**Work to complete:** From the listing below, extract every line containing "иллюстрации".

Stored records
_ _ _
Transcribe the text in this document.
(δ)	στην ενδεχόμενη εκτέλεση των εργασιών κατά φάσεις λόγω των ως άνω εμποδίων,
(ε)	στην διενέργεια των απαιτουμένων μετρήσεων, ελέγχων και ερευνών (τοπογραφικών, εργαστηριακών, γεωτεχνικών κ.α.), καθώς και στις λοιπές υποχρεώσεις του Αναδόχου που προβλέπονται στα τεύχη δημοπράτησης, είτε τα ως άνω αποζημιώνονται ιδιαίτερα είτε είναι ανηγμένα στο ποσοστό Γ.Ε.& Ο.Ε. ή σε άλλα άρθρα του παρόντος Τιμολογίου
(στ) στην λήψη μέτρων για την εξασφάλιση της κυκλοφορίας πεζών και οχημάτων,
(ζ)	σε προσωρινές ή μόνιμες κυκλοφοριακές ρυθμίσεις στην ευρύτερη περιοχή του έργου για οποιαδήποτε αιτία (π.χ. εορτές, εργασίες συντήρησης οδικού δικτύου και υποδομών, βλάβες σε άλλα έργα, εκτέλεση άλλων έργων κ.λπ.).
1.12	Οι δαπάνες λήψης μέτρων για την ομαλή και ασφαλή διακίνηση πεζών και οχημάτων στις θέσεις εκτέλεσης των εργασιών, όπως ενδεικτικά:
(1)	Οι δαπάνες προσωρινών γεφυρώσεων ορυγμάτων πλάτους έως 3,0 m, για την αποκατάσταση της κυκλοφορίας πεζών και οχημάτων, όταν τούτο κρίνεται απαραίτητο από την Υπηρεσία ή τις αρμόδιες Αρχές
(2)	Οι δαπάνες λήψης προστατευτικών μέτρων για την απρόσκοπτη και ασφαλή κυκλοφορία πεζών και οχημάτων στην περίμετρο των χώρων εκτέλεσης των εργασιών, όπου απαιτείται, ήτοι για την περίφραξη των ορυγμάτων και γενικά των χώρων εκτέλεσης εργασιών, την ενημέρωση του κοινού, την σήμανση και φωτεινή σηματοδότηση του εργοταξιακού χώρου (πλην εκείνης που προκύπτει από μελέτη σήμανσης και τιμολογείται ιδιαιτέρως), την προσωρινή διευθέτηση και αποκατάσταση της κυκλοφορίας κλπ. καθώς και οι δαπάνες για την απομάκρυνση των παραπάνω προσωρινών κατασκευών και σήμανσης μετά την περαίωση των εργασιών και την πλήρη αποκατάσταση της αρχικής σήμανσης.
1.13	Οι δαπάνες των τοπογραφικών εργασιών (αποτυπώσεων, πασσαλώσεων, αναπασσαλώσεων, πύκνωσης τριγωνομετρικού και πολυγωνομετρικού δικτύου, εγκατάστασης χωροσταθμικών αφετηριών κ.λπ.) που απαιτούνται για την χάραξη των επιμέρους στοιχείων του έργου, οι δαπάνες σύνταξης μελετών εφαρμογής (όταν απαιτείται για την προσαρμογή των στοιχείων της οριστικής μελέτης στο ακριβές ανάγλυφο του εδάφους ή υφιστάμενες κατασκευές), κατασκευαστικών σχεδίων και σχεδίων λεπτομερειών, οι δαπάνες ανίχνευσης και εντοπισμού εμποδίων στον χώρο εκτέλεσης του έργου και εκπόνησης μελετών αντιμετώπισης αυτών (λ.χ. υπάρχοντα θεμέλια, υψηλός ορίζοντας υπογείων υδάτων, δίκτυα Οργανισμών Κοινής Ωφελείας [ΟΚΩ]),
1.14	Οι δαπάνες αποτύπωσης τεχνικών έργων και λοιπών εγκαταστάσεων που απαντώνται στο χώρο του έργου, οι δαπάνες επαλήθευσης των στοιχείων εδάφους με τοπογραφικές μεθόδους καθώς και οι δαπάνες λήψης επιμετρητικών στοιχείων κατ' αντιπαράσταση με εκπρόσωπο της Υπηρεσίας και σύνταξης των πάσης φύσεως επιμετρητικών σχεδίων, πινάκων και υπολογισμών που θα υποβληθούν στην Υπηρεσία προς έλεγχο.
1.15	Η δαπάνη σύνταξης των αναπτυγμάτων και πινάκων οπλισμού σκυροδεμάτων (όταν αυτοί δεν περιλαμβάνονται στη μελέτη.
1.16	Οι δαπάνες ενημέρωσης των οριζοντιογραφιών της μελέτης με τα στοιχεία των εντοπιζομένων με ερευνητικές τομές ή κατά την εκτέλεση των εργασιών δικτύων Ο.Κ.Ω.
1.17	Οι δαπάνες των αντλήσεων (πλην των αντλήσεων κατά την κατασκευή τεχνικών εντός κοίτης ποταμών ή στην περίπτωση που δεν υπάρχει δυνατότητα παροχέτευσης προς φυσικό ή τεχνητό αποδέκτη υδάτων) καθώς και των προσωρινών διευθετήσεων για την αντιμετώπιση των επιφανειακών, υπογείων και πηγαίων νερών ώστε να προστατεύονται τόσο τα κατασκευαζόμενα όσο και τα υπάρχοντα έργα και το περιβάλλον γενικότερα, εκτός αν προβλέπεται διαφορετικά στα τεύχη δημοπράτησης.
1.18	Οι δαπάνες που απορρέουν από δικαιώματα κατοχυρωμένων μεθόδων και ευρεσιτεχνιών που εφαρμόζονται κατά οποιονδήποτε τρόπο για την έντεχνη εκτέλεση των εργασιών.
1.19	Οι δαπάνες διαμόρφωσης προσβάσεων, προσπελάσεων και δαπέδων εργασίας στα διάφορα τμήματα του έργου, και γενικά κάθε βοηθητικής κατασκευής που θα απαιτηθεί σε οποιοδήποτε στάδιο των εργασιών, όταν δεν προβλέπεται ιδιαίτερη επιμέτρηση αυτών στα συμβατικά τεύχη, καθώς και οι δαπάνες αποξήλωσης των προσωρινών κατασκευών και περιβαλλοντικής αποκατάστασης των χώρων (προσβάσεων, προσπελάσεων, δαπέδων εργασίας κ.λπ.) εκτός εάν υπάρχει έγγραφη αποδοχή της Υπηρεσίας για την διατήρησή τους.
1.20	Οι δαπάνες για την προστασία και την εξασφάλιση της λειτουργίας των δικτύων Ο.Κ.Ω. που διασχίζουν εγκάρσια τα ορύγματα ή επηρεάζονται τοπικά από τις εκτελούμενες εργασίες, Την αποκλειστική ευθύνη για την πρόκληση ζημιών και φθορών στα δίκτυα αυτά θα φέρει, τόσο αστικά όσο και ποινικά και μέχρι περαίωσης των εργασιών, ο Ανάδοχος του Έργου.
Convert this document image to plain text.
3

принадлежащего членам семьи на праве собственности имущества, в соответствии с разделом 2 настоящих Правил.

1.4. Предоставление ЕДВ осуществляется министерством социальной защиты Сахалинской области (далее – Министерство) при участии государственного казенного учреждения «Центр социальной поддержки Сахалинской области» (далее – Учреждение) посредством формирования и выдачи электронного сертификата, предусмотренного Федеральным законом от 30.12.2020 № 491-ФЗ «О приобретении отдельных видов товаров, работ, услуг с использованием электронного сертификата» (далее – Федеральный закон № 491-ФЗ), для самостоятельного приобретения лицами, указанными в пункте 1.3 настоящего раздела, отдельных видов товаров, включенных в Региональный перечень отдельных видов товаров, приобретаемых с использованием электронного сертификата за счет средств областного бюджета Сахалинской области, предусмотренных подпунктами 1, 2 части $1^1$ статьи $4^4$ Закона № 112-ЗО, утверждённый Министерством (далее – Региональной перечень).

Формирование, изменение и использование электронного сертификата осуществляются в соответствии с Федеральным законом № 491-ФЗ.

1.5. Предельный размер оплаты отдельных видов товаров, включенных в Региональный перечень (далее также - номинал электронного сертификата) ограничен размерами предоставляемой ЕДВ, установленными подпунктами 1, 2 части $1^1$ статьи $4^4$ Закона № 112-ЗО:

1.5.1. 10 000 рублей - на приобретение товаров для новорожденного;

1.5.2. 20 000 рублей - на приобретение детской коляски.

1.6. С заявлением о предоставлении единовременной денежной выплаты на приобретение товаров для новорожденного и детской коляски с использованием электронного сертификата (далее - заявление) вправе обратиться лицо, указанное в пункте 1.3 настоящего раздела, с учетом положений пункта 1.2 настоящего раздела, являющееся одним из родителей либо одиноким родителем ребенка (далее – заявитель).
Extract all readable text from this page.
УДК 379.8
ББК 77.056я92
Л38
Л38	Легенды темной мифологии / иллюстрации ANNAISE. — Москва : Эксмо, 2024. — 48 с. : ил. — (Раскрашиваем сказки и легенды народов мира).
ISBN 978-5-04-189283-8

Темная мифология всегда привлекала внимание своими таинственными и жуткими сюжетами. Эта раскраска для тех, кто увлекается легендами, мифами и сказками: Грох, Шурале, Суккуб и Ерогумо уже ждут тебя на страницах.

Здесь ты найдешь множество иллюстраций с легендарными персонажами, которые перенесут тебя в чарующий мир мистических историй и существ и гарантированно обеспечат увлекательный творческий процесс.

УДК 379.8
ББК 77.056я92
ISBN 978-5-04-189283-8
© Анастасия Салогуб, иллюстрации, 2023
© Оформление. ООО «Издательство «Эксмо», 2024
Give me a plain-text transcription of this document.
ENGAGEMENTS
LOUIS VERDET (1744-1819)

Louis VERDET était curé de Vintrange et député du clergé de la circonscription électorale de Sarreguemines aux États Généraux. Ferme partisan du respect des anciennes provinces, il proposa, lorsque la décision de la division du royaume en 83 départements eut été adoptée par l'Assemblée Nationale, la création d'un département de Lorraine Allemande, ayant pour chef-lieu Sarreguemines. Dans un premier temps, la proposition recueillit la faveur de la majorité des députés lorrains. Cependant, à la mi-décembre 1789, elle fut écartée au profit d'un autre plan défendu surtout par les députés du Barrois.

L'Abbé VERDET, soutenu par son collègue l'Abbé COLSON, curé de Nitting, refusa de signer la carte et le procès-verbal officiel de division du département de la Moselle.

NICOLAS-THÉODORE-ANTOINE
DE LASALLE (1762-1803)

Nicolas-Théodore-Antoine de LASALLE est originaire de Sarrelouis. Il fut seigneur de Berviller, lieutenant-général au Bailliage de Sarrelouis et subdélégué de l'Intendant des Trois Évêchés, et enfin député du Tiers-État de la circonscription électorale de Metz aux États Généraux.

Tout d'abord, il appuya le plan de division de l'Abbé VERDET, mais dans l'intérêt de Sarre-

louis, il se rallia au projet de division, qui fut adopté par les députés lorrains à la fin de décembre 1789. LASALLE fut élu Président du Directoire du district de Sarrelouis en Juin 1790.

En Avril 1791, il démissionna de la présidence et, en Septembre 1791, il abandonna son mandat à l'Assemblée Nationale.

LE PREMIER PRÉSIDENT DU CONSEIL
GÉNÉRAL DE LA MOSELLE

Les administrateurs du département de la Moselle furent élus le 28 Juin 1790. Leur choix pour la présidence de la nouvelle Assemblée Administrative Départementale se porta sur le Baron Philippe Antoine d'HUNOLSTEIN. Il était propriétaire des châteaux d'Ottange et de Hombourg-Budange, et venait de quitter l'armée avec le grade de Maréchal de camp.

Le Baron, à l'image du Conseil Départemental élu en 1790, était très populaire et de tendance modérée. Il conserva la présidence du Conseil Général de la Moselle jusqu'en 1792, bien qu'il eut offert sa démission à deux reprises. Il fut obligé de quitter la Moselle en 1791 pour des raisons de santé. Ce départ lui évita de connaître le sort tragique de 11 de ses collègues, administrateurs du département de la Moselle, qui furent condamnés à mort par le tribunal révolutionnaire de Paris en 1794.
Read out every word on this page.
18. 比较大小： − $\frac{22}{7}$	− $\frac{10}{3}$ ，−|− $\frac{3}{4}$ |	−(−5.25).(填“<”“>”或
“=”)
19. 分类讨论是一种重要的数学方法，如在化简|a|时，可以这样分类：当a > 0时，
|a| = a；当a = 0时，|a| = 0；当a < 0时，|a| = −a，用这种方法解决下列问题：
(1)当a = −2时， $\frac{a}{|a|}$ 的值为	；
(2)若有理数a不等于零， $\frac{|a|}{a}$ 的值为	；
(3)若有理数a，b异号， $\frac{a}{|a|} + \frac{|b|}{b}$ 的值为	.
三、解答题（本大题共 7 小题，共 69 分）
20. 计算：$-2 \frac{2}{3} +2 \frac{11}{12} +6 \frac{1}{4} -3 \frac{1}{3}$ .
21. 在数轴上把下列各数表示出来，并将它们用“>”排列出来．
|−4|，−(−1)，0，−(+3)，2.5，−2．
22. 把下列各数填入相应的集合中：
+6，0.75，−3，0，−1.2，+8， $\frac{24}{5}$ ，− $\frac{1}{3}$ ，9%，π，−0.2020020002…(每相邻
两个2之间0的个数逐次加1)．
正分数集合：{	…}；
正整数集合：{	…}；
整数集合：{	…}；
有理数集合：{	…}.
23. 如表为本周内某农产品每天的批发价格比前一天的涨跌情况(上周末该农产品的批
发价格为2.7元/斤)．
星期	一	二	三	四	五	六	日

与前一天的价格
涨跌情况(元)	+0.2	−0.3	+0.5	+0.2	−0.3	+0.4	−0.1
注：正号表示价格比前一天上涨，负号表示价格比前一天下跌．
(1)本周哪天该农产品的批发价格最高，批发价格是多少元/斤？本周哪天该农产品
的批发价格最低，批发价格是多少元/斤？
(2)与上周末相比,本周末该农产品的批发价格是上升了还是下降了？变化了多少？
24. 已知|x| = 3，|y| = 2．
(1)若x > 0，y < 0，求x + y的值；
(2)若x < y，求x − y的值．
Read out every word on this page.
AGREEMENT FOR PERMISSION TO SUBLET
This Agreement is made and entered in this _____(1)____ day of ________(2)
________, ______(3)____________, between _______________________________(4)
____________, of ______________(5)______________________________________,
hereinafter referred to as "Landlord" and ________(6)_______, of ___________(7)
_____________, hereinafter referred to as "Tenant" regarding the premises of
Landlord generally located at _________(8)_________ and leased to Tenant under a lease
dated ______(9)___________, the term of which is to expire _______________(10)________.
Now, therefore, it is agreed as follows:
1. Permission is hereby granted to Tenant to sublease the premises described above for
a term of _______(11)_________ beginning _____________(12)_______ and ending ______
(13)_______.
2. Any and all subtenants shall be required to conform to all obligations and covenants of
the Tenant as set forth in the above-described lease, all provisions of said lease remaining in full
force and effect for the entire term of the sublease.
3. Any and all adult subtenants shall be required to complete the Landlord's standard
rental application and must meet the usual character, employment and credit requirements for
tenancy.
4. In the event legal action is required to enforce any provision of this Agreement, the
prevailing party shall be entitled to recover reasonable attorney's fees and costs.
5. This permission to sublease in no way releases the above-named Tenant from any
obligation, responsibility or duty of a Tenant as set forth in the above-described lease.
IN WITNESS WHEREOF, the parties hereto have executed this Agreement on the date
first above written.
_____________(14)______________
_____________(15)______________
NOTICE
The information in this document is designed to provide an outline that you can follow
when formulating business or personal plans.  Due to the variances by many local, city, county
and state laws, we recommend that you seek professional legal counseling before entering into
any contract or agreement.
_ _ _
**Exercise solution:**
Л38	Легенды темной мифологии / иллюстрации ANNAISE. — Москва : Эксмо, 2024. — 48 с. : ил. — (Раскрашиваем сказки и легенды народов мира).
© Анастасия Салогуб, иллюстрации, 2023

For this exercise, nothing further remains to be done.